_Directions for this task:_
Transcribe all the records exactly and omit any images they hold.

## Start

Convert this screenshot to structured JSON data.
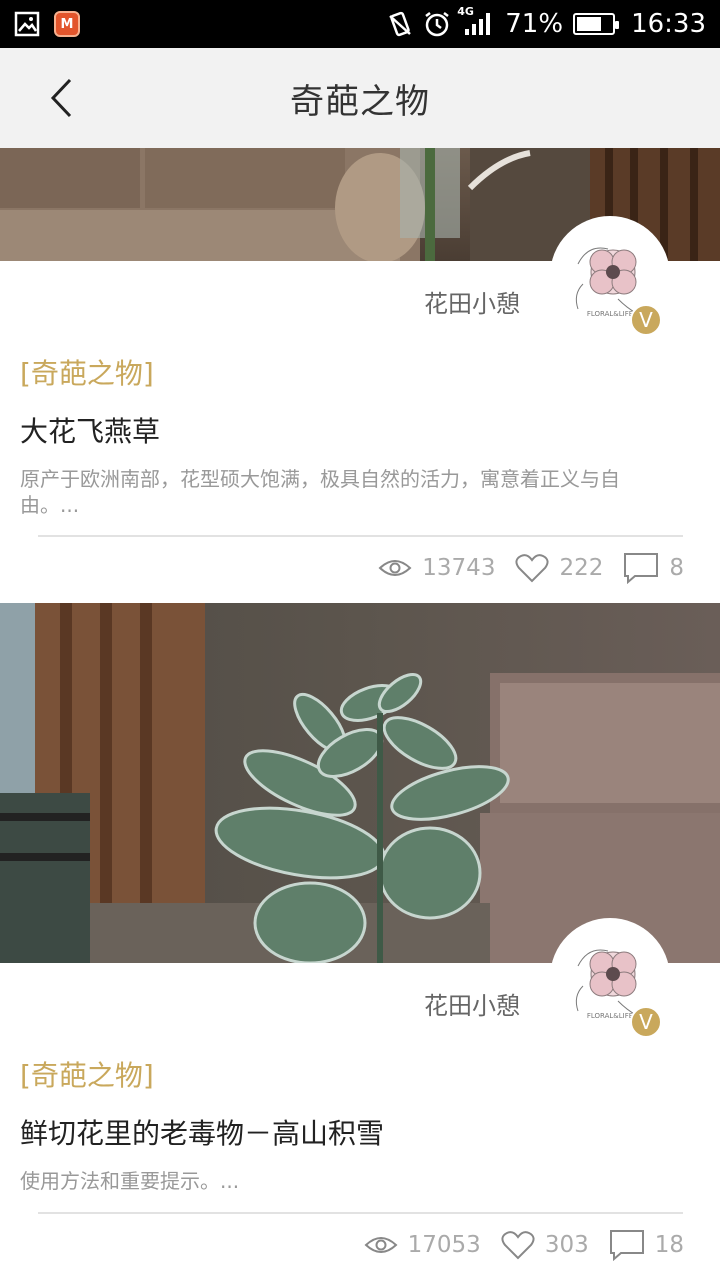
{
  "status_bar": {
    "battery": "71%",
    "time": "16:33",
    "network": "4G",
    "battery_level": 0.71
  },
  "header": {
    "title": "奇葩之物"
  },
  "articles": [
    {
      "author": "花田小憩",
      "badge": "V",
      "avatar_text": "FLORAL&LIFE",
      "tag": "[奇葩之物]",
      "title": "大花飞燕草",
      "description": "原产于欧洲南部，花型硕大饱满，极具自然的活力，寓意着正义与自由。...",
      "views": "13743",
      "likes": "222",
      "comments": "8"
    },
    {
      "author": "花田小憩",
      "badge": "V",
      "avatar_text": "FLORAL&LIFE",
      "tag": "[奇葩之物]",
      "title": "鲜切花里的老毒物－高山积雪",
      "description": "使用方法和重要提示。...",
      "views": "17053",
      "likes": "303",
      "comments": "18"
    }
  ],
  "colors": {
    "accent": "#c9a85c",
    "header_bg": "#f2f2f2",
    "muted": "#aaaaaa"
  }
}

## End

_Task answer:_
Convert this screenshot to structured JSON data.
{
  "status_bar": {
    "battery": "71%",
    "time": "16:33",
    "network": "4G",
    "battery_level": 0.71
  },
  "header": {
    "title": "奇葩之物"
  },
  "articles": [
    {
      "author": "花田小憩",
      "badge": "V",
      "avatar_text": "FLORAL&LIFE",
      "tag": "[奇葩之物]",
      "title": "大花飞燕草",
      "description": "原产于欧洲南部，花型硕大饱满，极具自然的活力，寓意着正义与自由。...",
      "views": "13743",
      "likes": "222",
      "comments": "8"
    },
    {
      "author": "花田小憩",
      "badge": "V",
      "avatar_text": "FLORAL&LIFE",
      "tag": "[奇葩之物]",
      "title": "鲜切花里的老毒物－高山积雪",
      "description": "使用方法和重要提示。...",
      "views": "17053",
      "likes": "303",
      "comments": "18"
    }
  ],
  "colors": {
    "accent": "#c9a85c",
    "header_bg": "#f2f2f2",
    "muted": "#aaaaaa"
  }
}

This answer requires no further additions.